- [What needs to be done]:
Below are some entries; can you quote all of them exactly?

(Entries with figure data)

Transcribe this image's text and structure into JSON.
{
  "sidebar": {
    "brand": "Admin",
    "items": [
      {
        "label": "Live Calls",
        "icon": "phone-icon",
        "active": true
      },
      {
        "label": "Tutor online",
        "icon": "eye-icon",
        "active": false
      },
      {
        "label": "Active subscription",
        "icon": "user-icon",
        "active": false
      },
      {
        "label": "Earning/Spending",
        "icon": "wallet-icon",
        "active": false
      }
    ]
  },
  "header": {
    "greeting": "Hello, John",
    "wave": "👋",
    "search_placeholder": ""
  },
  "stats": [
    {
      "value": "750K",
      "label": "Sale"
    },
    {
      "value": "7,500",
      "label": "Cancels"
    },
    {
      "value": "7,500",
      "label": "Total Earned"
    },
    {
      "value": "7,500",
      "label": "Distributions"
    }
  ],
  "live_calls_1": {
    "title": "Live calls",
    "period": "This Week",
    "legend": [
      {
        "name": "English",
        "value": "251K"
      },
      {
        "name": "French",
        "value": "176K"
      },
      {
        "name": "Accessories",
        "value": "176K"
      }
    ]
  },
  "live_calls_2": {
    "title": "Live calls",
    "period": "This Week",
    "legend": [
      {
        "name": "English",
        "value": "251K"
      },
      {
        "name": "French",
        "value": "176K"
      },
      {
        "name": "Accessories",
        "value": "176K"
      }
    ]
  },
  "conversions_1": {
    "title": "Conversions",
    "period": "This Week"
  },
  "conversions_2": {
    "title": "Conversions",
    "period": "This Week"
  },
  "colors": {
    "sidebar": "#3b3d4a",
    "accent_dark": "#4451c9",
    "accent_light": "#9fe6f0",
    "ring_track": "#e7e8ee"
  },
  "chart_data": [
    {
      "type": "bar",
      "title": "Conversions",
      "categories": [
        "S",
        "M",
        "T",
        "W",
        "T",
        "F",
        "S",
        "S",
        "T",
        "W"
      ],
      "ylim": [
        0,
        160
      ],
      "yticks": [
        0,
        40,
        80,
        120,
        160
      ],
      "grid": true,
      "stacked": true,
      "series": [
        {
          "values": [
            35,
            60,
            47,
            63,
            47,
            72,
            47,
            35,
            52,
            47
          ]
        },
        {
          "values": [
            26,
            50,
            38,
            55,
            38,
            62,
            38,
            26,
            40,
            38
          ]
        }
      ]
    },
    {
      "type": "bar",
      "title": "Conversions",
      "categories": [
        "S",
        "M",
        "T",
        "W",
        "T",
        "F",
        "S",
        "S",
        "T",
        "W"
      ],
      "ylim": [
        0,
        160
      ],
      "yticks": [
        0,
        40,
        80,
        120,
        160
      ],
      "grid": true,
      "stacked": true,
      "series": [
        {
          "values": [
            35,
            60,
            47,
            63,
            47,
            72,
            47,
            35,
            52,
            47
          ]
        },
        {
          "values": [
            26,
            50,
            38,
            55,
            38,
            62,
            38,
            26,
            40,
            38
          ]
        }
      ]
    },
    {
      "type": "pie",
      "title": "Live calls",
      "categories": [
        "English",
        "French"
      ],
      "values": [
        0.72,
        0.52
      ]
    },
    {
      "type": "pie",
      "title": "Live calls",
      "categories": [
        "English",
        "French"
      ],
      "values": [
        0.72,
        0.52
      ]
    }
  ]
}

- [Solution for this task]:
Transcribe this image's text and structure into JSON.
{
  "sidebar": {
    "brand": "Admin",
    "items": [
      {
        "label": "Live Calls",
        "icon": "phone-icon",
        "active": true
      },
      {
        "label": "Tutor online",
        "icon": "eye-icon",
        "active": false
      },
      {
        "label": "Active subscription",
        "icon": "user-icon",
        "active": false
      },
      {
        "label": "Earning/Spending",
        "icon": "wallet-icon",
        "active": false
      }
    ]
  },
  "header": {
    "greeting": "Hello, John",
    "wave": "👋",
    "search_placeholder": ""
  },
  "stats": [
    {
      "value": "750K",
      "label": "Sale"
    },
    {
      "value": "7,500",
      "label": "Cancels"
    },
    {
      "value": "7,500",
      "label": "Total Earned"
    },
    {
      "value": "7,500",
      "label": "Distributions"
    }
  ],
  "live_calls_1": {
    "title": "Live calls",
    "period": "This Week",
    "legend": [
      {
        "name": "English",
        "value": "251K"
      },
      {
        "name": "French",
        "value": "176K"
      },
      {
        "name": "Accessories",
        "value": "176K"
      }
    ]
  },
  "live_calls_2": {
    "title": "Live calls",
    "period": "This Week",
    "legend": [
      {
        "name": "English",
        "value": "251K"
      },
      {
        "name": "French",
        "value": "176K"
      },
      {
        "name": "Accessories",
        "value": "176K"
      }
    ]
  },
  "conversions_1": {
    "title": "Conversions",
    "period": "This Week"
  },
  "conversions_2": {
    "title": "Conversions",
    "period": "This Week"
  },
  "colors": {
    "sidebar": "#3b3d4a",
    "accent_dark": "#4451c9",
    "accent_light": "#9fe6f0",
    "ring_track": "#e7e8ee"
  },
  "chart_data": [
    {
      "type": "bar",
      "title": "Conversions",
      "categories": [
        "S",
        "M",
        "T",
        "W",
        "T",
        "F",
        "S",
        "S",
        "T",
        "W"
      ],
      "ylim": [
        0,
        160
      ],
      "yticks": [
        0,
        40,
        80,
        120,
        160
      ],
      "grid": true,
      "stacked": true,
      "series": [
        {
          "values": [
            35,
            60,
            47,
            63,
            47,
            72,
            47,
            35,
            52,
            47
          ]
        },
        {
          "values": [
            26,
            50,
            38,
            55,
            38,
            62,
            38,
            26,
            40,
            38
          ]
        }
      ]
    },
    {
      "type": "bar",
      "title": "Conversions",
      "categories": [
        "S",
        "M",
        "T",
        "W",
        "T",
        "F",
        "S",
        "S",
        "T",
        "W"
      ],
      "ylim": [
        0,
        160
      ],
      "yticks": [
        0,
        40,
        80,
        120,
        160
      ],
      "grid": true,
      "stacked": true,
      "series": [
        {
          "values": [
            35,
            60,
            47,
            63,
            47,
            72,
            47,
            35,
            52,
            47
          ]
        },
        {
          "values": [
            26,
            50,
            38,
            55,
            38,
            62,
            38,
            26,
            40,
            38
          ]
        }
      ]
    },
    {
      "type": "pie",
      "title": "Live calls",
      "categories": [
        "English",
        "French"
      ],
      "values": [
        0.72,
        0.52
      ]
    },
    {
      "type": "pie",
      "title": "Live calls",
      "categories": [
        "English",
        "French"
      ],
      "values": [
        0.72,
        0.52
      ]
    }
  ]
}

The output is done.